Quoted passage:
Before that Mr. Justice Jackson had written at greater length upon this subject in his concurring opinion in American Communications Association v. Douds, 339 US 382, 94 L ed 925, 70 S Ct 674 (1950), which sustained the constitutionality of the non-Communist affidavit provision of the Labor Management Act of June 2,1947. 29 USCA §§ 151 et seq. Mr. Justice Jackson said that “From information before its several Committees and from facts of general knowledge, Congress could rationally conclude that, behind its political party facade, the Communist Party is a conspiratorial and revolutionary junta, organized to reach ends and to use methods which are incompatible with our constitutional system.” He followed with a statement of the important conclusions which Congress was permitted to draw as to “the distinguishing characteristics” of the Party. These are as follows:

“1. The goal of the Communist Party is to seize powers of government by and for a minority rather than to acquire power through the vote of a free electorate.” 339 US 425.
“2. The Communist Party alone among American parties past or present is dominated and controlled by a foreign government.” Id. 427.
“3. Violent and undemocratic means are the calculated and indispensable .methods to attain the Communist Party’s goal.” Id. 429.
“4. The Communist Party has sought to gain this leverage and hold on the American population bv acquiring control of the labor movement.” Id 430.
“5. Every member of the Communist Party is an agent to execute the Communist program.” Id. 431.

Short problem: From the excerpt on Justice Jackson's concurring opinion in the Douds case, list the page numbers cited after the five numbered characteristics of the Communist Party.

Source data:
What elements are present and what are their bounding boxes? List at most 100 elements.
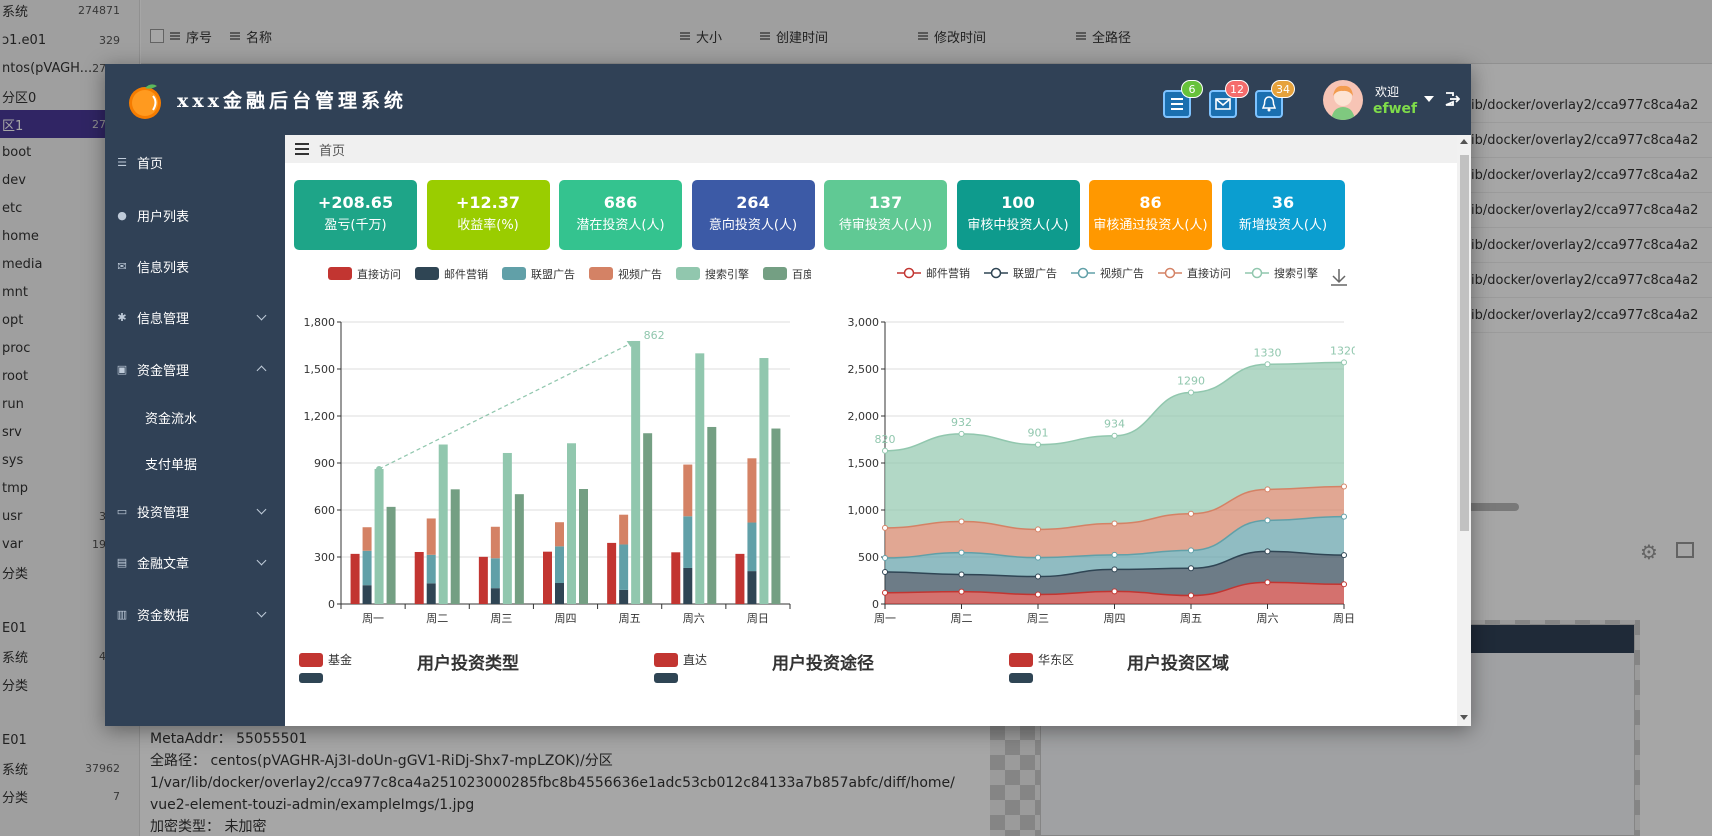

Result for this exercise: 425, 427, 429, 430, 431